■ Instruction ■
Scan the entries below for the word "Druckr". Copy each line that has it.

[Extracted data entries]

::::

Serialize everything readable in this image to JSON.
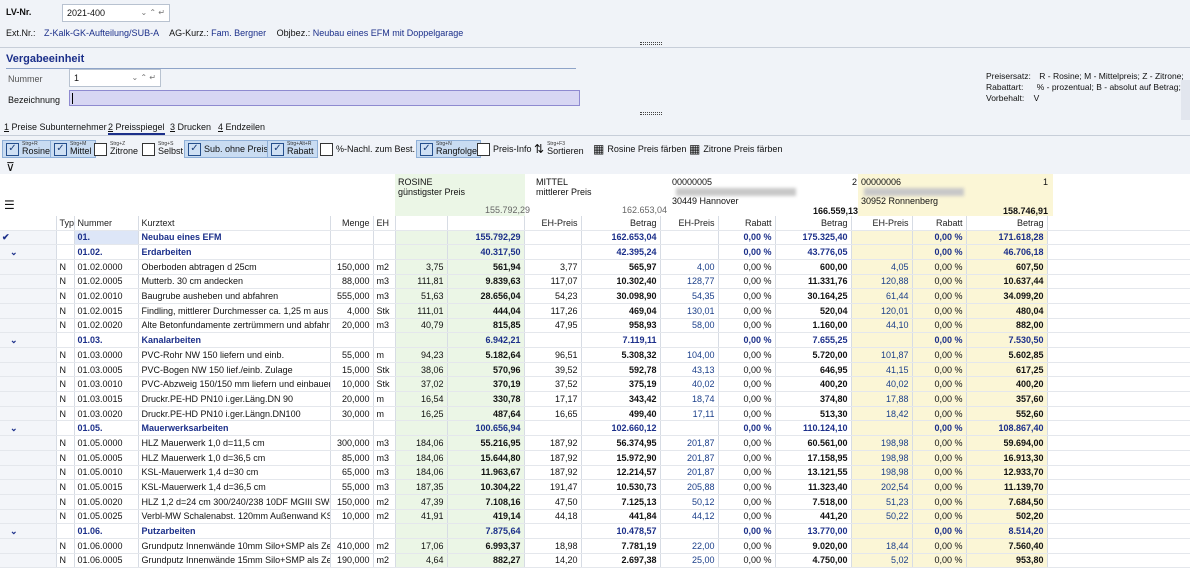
{
  "header": {
    "lv_label": "LV-Nr.",
    "lv_value": "2021-400",
    "ext_label": "Ext.Nr.:",
    "ext_value": "Z-Kalk-GK-Aufteilung/SUB-A",
    "ag_label": "AG-Kurz.:",
    "ag_value": "Fam. Bergner",
    "obj_label": "Objbez.:",
    "obj_value": "Neubau eines EFM mit Doppelgarage"
  },
  "section": {
    "title": "Vergabeeinheit",
    "nummer_label": "Nummer",
    "nummer_value": "1",
    "bez_label": "Bezeichnung",
    "bez_value": "",
    "preisersatz_label": "Preisersatz:",
    "preisersatz_value": "R - Rosine;  M - Mittelpreis;  Z - Zitrone;",
    "rabattart_label": "Rabattart:",
    "rabattart_value": "% - prozentual;  B - absolut auf Betrag;",
    "vorbehalt_label": "Vorbehalt:",
    "vorbehalt_value": "V"
  },
  "tabs": [
    {
      "num": "1",
      "label": "Preise Subunternehmer"
    },
    {
      "num": "2",
      "label": "Preisspiegel"
    },
    {
      "num": "3",
      "label": "Drucken"
    },
    {
      "num": "4",
      "label": "Endzeilen"
    }
  ],
  "toolbar": {
    "rosine": {
      "sc": "Strg+R",
      "label": "Rosine"
    },
    "mittel": {
      "sc": "Strg+M",
      "label": "Mittel"
    },
    "zitrone": {
      "sc": "Strg+Z",
      "label": "Zitrone"
    },
    "selbst": {
      "sc": "Strg+S",
      "label": "Selbst"
    },
    "subohne": "Sub. ohne Preis",
    "rabatt": {
      "sc": "Strg+Alt+R",
      "label": "Rabatt"
    },
    "nachl": "%-Nachl. zum Best.",
    "rangfolge": {
      "sc": "Strg+N",
      "label": "Rangfolge"
    },
    "preisinfo": "Preis-Info",
    "sortieren": {
      "sc": "Strg+F3",
      "label": "Sortieren"
    },
    "rosine_faerben": "Rosine Preis färben",
    "zitrone_faerben": "Zitrone Preis färben"
  },
  "grid_header": {
    "rosine_title": "ROSINE",
    "rosine_sub": "günstigster Preis",
    "rosine_total": "155.792,29",
    "mittel_title": "MITTEL",
    "mittel_sub": "mittlerer Preis",
    "mittel_total": "162.653,04",
    "bid1_no": "00000005",
    "bid1_rank": "2",
    "bid1_city": "30449 Hannover",
    "bid1_total": "166.559,13",
    "bid2_no": "00000006",
    "bid2_rank": "1",
    "bid2_city": "30952 Ronnenberg",
    "bid2_total": "158.746,91",
    "cols": {
      "typ": "Typ",
      "nummer": "Nummer",
      "kurztext": "Kurztext",
      "menge": "Menge",
      "eh": "EH",
      "ehpreis": "EH-Preis",
      "betrag": "Betrag",
      "rabatt": "Rabatt"
    }
  },
  "rows": [
    {
      "g": 1,
      "nr": "01.",
      "text": "Neubau eines EFM",
      "rb": "155.792,29",
      "mb": "162.653,04",
      "r1": "0,00 %",
      "b1": "175.325,40",
      "r2": "0,00 %",
      "b2": "171.618,28"
    },
    {
      "g": 1,
      "nr": "01.02.",
      "text": "Erdarbeiten",
      "rb": "40.317,50",
      "mb": "42.395,24",
      "r1": "0,00 %",
      "b1": "43.776,05",
      "r2": "0,00 %",
      "b2": "46.706,18"
    },
    {
      "typ": "N",
      "nr": "01.02.0000",
      "text": "Oberboden abtragen d 25cm",
      "menge": "150,000",
      "eh": "m2",
      "re": "3,75",
      "rb": "561,94",
      "me": "3,77",
      "mb": "565,97",
      "e1": "4,00",
      "r1": "0,00 %",
      "b1": "600,00",
      "e2": "4,05",
      "r2": "0,00 %",
      "b2": "607,50"
    },
    {
      "typ": "N",
      "nr": "01.02.0005",
      "text": "Mutterb. 30 cm andecken",
      "menge": "88,000",
      "eh": "m3",
      "re": "111,81",
      "rb": "9.839,63",
      "me": "117,07",
      "mb": "10.302,40",
      "e1": "128,77",
      "r1": "0,00 %",
      "b1": "11.331,76",
      "e2": "120,88",
      "r2": "0,00 %",
      "b2": "10.637,44"
    },
    {
      "typ": "N",
      "nr": "01.02.0010",
      "text": "Baugrube ausheben und abfahren",
      "menge": "555,000",
      "eh": "m3",
      "re": "51,63",
      "rb": "28.656,04",
      "me": "54,23",
      "mb": "30.098,90",
      "e1": "54,35",
      "r1": "0,00 %",
      "b1": "30.164,25",
      "e2": "61,44",
      "r2": "0,00 %",
      "b2": "34.099,20"
    },
    {
      "typ": "N",
      "nr": "01.02.0015",
      "text": "Findling, mittlerer Durchmesser ca. 1,25 m  aus der",
      "menge": "4,000",
      "eh": "Stk",
      "re": "111,01",
      "rb": "444,04",
      "me": "117,26",
      "mb": "469,04",
      "e1": "130,01",
      "r1": "0,00 %",
      "b1": "520,04",
      "e2": "120,01",
      "r2": "0,00 %",
      "b2": "480,04"
    },
    {
      "typ": "N",
      "nr": "01.02.0020",
      "text": "Alte Betonfundamente zertrümmern und abfahren",
      "menge": "20,000",
      "eh": "m3",
      "re": "40,79",
      "rb": "815,85",
      "me": "47,95",
      "mb": "958,93",
      "e1": "58,00",
      "r1": "0,00 %",
      "b1": "1.160,00",
      "e2": "44,10",
      "r2": "0,00 %",
      "b2": "882,00"
    },
    {
      "g": 1,
      "nr": "01.03.",
      "text": "Kanalarbeiten",
      "rb": "6.942,21",
      "mb": "7.119,11",
      "r1": "0,00 %",
      "b1": "7.655,25",
      "r2": "0,00 %",
      "b2": "7.530,50"
    },
    {
      "typ": "N",
      "nr": "01.03.0000",
      "text": "PVC-Rohr NW 150 liefern und einb.",
      "menge": "55,000",
      "eh": "m",
      "re": "94,23",
      "rb": "5.182,64",
      "me": "96,51",
      "mb": "5.308,32",
      "e1": "104,00",
      "r1": "0,00 %",
      "b1": "5.720,00",
      "e2": "101,87",
      "r2": "0,00 %",
      "b2": "5.602,85"
    },
    {
      "typ": "N",
      "nr": "01.03.0005",
      "text": "PVC-Bogen NW 150 lief./einb. Zulage",
      "menge": "15,000",
      "eh": "Stk",
      "re": "38,06",
      "rb": "570,96",
      "me": "39,52",
      "mb": "592,78",
      "e1": "43,13",
      "r1": "0,00 %",
      "b1": "646,95",
      "e2": "41,15",
      "r2": "0,00 %",
      "b2": "617,25"
    },
    {
      "typ": "N",
      "nr": "01.03.0010",
      "text": "PVC-Abzweig 150/150 mm liefern und einbauen",
      "menge": "10,000",
      "eh": "Stk",
      "re": "37,02",
      "rb": "370,19",
      "me": "37,52",
      "mb": "375,19",
      "e1": "40,02",
      "r1": "0,00 %",
      "b1": "400,20",
      "e2": "40,02",
      "r2": "0,00 %",
      "b2": "400,20"
    },
    {
      "typ": "N",
      "nr": "01.03.0015",
      "text": "Druckr.PE-HD PN10 i.ger.Läng.DN 90",
      "menge": "20,000",
      "eh": "m",
      "re": "16,54",
      "rb": "330,78",
      "me": "17,17",
      "mb": "343,42",
      "e1": "18,74",
      "r1": "0,00 %",
      "b1": "374,80",
      "e2": "17,88",
      "r2": "0,00 %",
      "b2": "357,60"
    },
    {
      "typ": "N",
      "nr": "01.03.0020",
      "text": "Druckr.PE-HD PN10 i.ger.Längn.DN100",
      "menge": "30,000",
      "eh": "m",
      "re": "16,25",
      "rb": "487,64",
      "me": "16,65",
      "mb": "499,40",
      "e1": "17,11",
      "r1": "0,00 %",
      "b1": "513,30",
      "e2": "18,42",
      "r2": "0,00 %",
      "b2": "552,60"
    },
    {
      "g": 1,
      "nr": "01.05.",
      "text": "Mauerwerksarbeiten",
      "rb": "100.656,94",
      "mb": "102.660,12",
      "r1": "0,00 %",
      "b1": "110.124,10",
      "r2": "0,00 %",
      "b2": "108.867,40"
    },
    {
      "typ": "N",
      "nr": "01.05.0000",
      "text": "HLZ Mauerwerk 1,0 d=11,5 cm",
      "menge": "300,000",
      "eh": "m3",
      "re": "184,06",
      "rb": "55.216,95",
      "me": "187,92",
      "mb": "56.374,95",
      "e1": "201,87",
      "r1": "0,00 %",
      "b1": "60.561,00",
      "e2": "198,98",
      "r2": "0,00 %",
      "b2": "59.694,00"
    },
    {
      "typ": "N",
      "nr": "01.05.0005",
      "text": "HLZ Mauerwerk 1,0 d=36,5 cm",
      "menge": "85,000",
      "eh": "m3",
      "re": "184,06",
      "rb": "15.644,80",
      "me": "187,92",
      "mb": "15.972,90",
      "e1": "201,87",
      "r1": "0,00 %",
      "b1": "17.158,95",
      "e2": "198,98",
      "r2": "0,00 %",
      "b2": "16.913,30"
    },
    {
      "typ": "N",
      "nr": "01.05.0010",
      "text": "KSL-Mauerwerk 1,4 d=30 cm",
      "menge": "65,000",
      "eh": "m3",
      "re": "184,06",
      "rb": "11.963,67",
      "me": "187,92",
      "mb": "12.214,57",
      "e1": "201,87",
      "r1": "0,00 %",
      "b1": "13.121,55",
      "e2": "198,98",
      "r2": "0,00 %",
      "b2": "12.933,70"
    },
    {
      "typ": "N",
      "nr": "01.05.0015",
      "text": "KSL-Mauerwerk 1,4 d=36,5 cm",
      "menge": "55,000",
      "eh": "m3",
      "re": "187,35",
      "rb": "10.304,22",
      "me": "191,47",
      "mb": "10.530,73",
      "e1": "205,88",
      "r1": "0,00 %",
      "b1": "11.323,40",
      "e2": "202,54",
      "r2": "0,00 %",
      "b2": "11.139,70"
    },
    {
      "typ": "N",
      "nr": "01.05.0020",
      "text": "HLZ 1,2 d=24 cm 300/240/238 10DF MGIII SWG1",
      "menge": "150,000",
      "eh": "m2",
      "re": "47,39",
      "rb": "7.108,16",
      "me": "47,50",
      "mb": "7.125,13",
      "e1": "50,12",
      "r1": "0,00 %",
      "b1": "7.518,00",
      "e2": "51,23",
      "r2": "0,00 %",
      "b2": "7.684,50"
    },
    {
      "typ": "N",
      "nr": "01.05.0025",
      "text": "Verbl-MW Schalenabst. 120mm Außenwand KS Vb",
      "menge": "10,000",
      "eh": "m2",
      "re": "41,91",
      "rb": "419,14",
      "me": "44,18",
      "mb": "441,84",
      "e1": "44,12",
      "r1": "0,00 %",
      "b1": "441,20",
      "e2": "50,22",
      "r2": "0,00 %",
      "b2": "502,20"
    },
    {
      "g": 1,
      "nr": "01.06.",
      "text": "Putzarbeiten",
      "rb": "7.875,64",
      "mb": "10.478,57",
      "r1": "0,00 %",
      "b1": "13.770,00",
      "r2": "0,00 %",
      "b2": "8.514,20"
    },
    {
      "typ": "N",
      "nr": "01.06.0000",
      "text": "Grundputz Innenwände 10mm Silo+SMP als Zement",
      "menge": "410,000",
      "eh": "m2",
      "re": "17,06",
      "rb": "6.993,37",
      "me": "18,98",
      "mb": "7.781,19",
      "e1": "22,00",
      "r1": "0,00 %",
      "b1": "9.020,00",
      "e2": "18,44",
      "r2": "0,00 %",
      "b2": "7.560,40"
    },
    {
      "typ": "N",
      "nr": "01.06.0005",
      "text": "Grundputz Innenwände 15mm Silo+SMP als Zement",
      "menge": "190,000",
      "eh": "m2",
      "re": "4,64",
      "rb": "882,27",
      "me": "14,20",
      "mb": "2.697,38",
      "e1": "25,00",
      "r1": "0,00 %",
      "b1": "4.750,00",
      "e2": "5,02",
      "r2": "0,00 %",
      "b2": "953,80"
    }
  ]
}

::::

■ Complete output ■
      "text": "Druckr.PE-HD PN10 i.ger.Läng.DN 90",
      "text": "Druckr.PE-HD PN10 i.ger.Längn.DN100",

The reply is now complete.